Directions
Continue the article about Anthem crashing PS4 consoles, starting right after its final sentence.

Text excerpt
====

Enlarge / Anthem may look gorgeous. But what’s that worth when it makes your console hard-lock to the point of fully powering down?

After a weekend full of reports about Anthem woes on PS4, people who purchased the game on that console got a sliver of “good” news on Monday: you can probably get a no-questions-asked refund for your purchase if you ask Sony for it.

The story begins with a scary “full” system crash mid-game, which doesn’t just hard-lock the game or dump users into an error message and system menu. Instead, the crash completely powers down PS4 consoles, as if the power cord had been yanked out. That means a tap of the controller’s “PS” button won’t power the console back on. Once users press the system’s power button, the PS4 reboots in a black, 480p-resolution screen to check for possible issues with corrupted memory. After that disk check, the console’s menus remind users not to power down their systems in such an unsafe way.

But, again, that’s the fault of the game Anthem as of its Thursday, February 28 patch on PS4. Multiple threads on the game’s r/AnthemTheGame Reddit community have sprung up with users complaining of the same issue, and they’ve pointed to games journalists and critics like Giant Bomb’s Brad Shoemaker reporting the same crash. (Ars Technica does not have a copy of the game on PS4 to test.)

No common reproduction path has yet been confirmed, but some users have reported avoiding the issue by always hard-quitting the game after a session instead of putting their PS4 consoles to sleep. At least one user reported that this hard-lock fully bricked a console, but as of press time, that issue appears to be far rarer.

====

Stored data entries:

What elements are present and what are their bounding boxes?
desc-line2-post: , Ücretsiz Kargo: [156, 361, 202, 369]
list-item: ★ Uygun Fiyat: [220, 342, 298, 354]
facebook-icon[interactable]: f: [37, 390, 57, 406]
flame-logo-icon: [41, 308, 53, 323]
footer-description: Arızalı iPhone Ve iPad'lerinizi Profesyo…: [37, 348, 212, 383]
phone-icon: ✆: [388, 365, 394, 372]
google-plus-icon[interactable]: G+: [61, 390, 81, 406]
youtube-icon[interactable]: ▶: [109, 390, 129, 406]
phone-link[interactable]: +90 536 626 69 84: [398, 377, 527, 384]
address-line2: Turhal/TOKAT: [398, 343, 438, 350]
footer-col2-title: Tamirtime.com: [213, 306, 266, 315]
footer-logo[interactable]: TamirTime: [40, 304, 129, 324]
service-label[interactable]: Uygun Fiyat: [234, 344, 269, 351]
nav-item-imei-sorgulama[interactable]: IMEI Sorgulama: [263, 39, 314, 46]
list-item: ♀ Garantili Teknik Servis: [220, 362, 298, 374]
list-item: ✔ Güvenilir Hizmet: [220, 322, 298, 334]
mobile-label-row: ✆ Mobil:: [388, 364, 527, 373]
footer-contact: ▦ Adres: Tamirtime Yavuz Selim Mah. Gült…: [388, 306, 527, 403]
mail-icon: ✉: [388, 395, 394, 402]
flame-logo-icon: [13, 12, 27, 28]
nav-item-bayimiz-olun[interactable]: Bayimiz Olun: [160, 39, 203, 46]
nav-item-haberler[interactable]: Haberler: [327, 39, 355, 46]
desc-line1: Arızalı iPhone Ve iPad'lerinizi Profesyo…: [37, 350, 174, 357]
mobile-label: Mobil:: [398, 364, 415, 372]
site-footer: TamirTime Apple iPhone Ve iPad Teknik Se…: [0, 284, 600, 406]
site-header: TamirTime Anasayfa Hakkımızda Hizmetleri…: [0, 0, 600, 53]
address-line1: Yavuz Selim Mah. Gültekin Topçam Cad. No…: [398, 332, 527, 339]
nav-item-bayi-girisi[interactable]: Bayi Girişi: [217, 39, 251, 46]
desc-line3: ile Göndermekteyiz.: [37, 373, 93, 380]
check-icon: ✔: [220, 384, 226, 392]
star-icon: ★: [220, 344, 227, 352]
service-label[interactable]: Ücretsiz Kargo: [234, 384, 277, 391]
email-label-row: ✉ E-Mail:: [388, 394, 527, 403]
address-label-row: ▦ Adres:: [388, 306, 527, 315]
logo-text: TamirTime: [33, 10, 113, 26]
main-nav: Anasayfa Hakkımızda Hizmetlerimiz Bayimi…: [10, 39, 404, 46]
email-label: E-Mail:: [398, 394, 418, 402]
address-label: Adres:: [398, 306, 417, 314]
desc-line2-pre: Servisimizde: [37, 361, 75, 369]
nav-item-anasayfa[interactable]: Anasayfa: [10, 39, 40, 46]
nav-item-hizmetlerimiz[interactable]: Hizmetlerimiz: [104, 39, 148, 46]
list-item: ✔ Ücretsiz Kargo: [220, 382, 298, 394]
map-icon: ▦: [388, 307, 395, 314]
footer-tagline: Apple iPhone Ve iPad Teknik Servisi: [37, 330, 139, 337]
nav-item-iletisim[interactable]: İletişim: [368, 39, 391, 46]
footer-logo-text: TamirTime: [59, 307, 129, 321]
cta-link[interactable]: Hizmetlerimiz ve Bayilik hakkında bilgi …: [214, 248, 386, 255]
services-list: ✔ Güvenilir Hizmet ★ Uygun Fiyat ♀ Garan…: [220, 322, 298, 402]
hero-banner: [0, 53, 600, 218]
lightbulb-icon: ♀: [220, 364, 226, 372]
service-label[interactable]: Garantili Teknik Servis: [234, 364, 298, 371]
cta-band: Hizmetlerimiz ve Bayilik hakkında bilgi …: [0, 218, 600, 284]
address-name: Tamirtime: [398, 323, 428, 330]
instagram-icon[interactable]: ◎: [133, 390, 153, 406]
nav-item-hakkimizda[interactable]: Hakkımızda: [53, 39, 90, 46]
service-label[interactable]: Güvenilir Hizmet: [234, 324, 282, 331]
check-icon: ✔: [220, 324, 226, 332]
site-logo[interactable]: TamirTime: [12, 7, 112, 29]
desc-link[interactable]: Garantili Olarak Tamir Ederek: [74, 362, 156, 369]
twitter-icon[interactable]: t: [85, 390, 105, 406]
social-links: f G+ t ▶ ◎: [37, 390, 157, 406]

====

Answer to this problem
With no public response from Anthem‘s developers at BioWare, users at Reddit and BioWare’s forums began reporting that they had reached out to Sony’s customer service channels requesting refunds for the game’s digitally purchased version. Their reported success stories inspired Variety‘s Brittany Vincent to do the same via PlayStation’s customer service chat system. She reported that her refund was processed swiftly after waiting in a typical customer service queue.

When asked about the legitimacy of these crash reports, BioWare’s representatives responded with a link to a post on the matter.

Sony did not immediately respond to Ars Technica’s requests for comment on the story.

The news follows BioWare’s assurances that its recent update to the game on all platforms would fix a strange “endgame” issue: that high-level players were receiving swaths of worthless loot in harder-difficulty missions. These included weapons and items with “inscription” bonuses that didn’t apply to the object to which they were attached (e.g., sniper-rifle perks for a pistol) and “masterwork” items that dropped in the game’s weakest rarity tiers.

In both cases, players were receiving items that were mathematically garbage after playing through some of the game’s hardest and grindiest levels currently available. BioWare’s update on that patch didn’t explain exactly how this mathematical flubbing made it into the final game in the first place. But between that problem and this PS4 hard-lock issue, more players are beginning to ask (as I did in my review of the game) how “final” Anthem really is.

Future players won’t see those janky item drops, BioWare says. But affected players don’t get automatic upgrades to the junk they accumulated before a patch addressed that issue.